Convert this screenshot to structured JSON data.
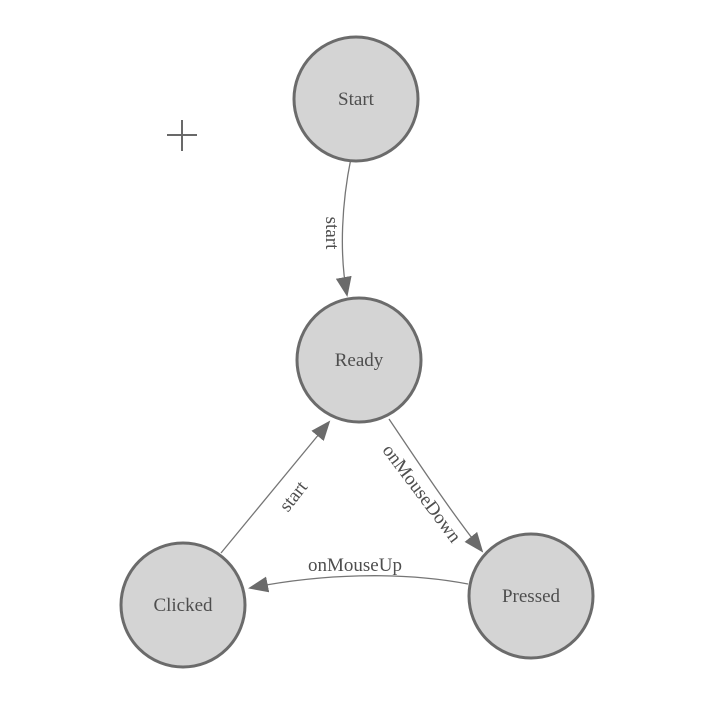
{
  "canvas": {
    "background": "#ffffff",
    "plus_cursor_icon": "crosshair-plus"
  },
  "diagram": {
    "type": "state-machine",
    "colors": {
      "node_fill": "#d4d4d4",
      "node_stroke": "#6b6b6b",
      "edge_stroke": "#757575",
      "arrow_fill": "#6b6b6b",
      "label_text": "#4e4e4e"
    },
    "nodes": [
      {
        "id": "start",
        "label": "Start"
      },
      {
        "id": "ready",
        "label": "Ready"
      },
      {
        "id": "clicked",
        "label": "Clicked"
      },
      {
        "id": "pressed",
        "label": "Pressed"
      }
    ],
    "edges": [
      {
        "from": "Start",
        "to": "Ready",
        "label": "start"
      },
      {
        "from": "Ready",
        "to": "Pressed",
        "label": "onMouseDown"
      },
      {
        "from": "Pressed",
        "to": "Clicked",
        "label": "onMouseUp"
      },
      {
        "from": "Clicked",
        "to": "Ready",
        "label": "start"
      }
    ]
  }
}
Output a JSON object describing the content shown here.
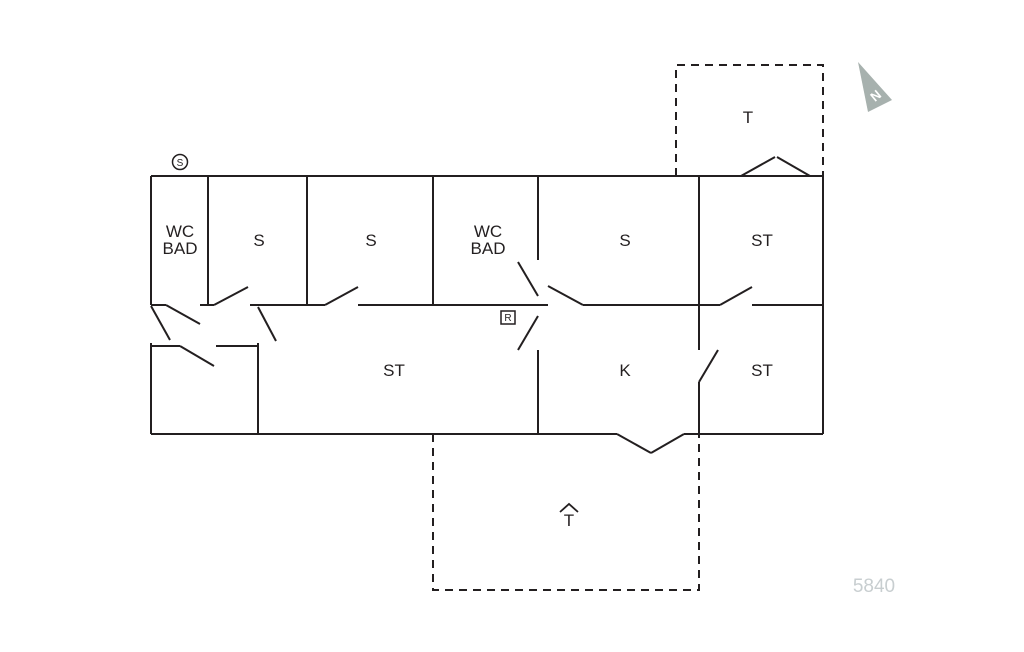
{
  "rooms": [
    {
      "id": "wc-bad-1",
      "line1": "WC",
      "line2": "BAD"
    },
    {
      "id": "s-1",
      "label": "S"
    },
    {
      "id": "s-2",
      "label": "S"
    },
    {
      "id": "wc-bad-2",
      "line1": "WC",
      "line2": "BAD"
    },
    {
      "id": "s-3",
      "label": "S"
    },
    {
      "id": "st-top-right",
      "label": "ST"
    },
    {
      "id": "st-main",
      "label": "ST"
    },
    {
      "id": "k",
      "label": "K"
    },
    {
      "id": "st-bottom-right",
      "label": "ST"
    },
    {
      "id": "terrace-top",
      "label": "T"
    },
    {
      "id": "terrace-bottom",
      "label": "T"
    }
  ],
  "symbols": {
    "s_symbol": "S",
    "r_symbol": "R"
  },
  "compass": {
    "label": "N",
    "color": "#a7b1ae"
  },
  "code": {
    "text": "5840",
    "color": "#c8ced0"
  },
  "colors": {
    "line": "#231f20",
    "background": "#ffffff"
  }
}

*The request*
Quote every line word for word and keep the images out of the copy.

*Answer to this problem*
Convert this screenshot to structured JSON data.
{
  "canvas": {
    "background": "#ffffff",
    "plus_cursor_icon": "crosshair-plus"
  },
  "diagram": {
    "type": "state-machine",
    "colors": {
      "node_fill": "#d4d4d4",
      "node_stroke": "#6b6b6b",
      "edge_stroke": "#757575",
      "arrow_fill": "#6b6b6b",
      "label_text": "#4e4e4e"
    },
    "nodes": [
      {
        "id": "start",
        "label": "Start"
      },
      {
        "id": "ready",
        "label": "Ready"
      },
      {
        "id": "clicked",
        "label": "Clicked"
      },
      {
        "id": "pressed",
        "label": "Pressed"
      }
    ],
    "edges": [
      {
        "from": "Start",
        "to": "Ready",
        "label": "start"
      },
      {
        "from": "Ready",
        "to": "Pressed",
        "label": "onMouseDown"
      },
      {
        "from": "Pressed",
        "to": "Clicked",
        "label": "onMouseUp"
      },
      {
        "from": "Clicked",
        "to": "Ready",
        "label": "start"
      }
    ]
  }
}
Output a JSON object describing the content shown here.
{
  "rooms": [
    {
      "id": "wc-bad-1",
      "line1": "WC",
      "line2": "BAD"
    },
    {
      "id": "s-1",
      "label": "S"
    },
    {
      "id": "s-2",
      "label": "S"
    },
    {
      "id": "wc-bad-2",
      "line1": "WC",
      "line2": "BAD"
    },
    {
      "id": "s-3",
      "label": "S"
    },
    {
      "id": "st-top-right",
      "label": "ST"
    },
    {
      "id": "st-main",
      "label": "ST"
    },
    {
      "id": "k",
      "label": "K"
    },
    {
      "id": "st-bottom-right",
      "label": "ST"
    },
    {
      "id": "terrace-top",
      "label": "T"
    },
    {
      "id": "terrace-bottom",
      "label": "T"
    }
  ],
  "symbols": {
    "s_symbol": "S",
    "r_symbol": "R"
  },
  "compass": {
    "label": "N",
    "color": "#a7b1ae"
  },
  "code": {
    "text": "5840",
    "color": "#c8ced0"
  },
  "colors": {
    "line": "#231f20",
    "background": "#ffffff"
  }
}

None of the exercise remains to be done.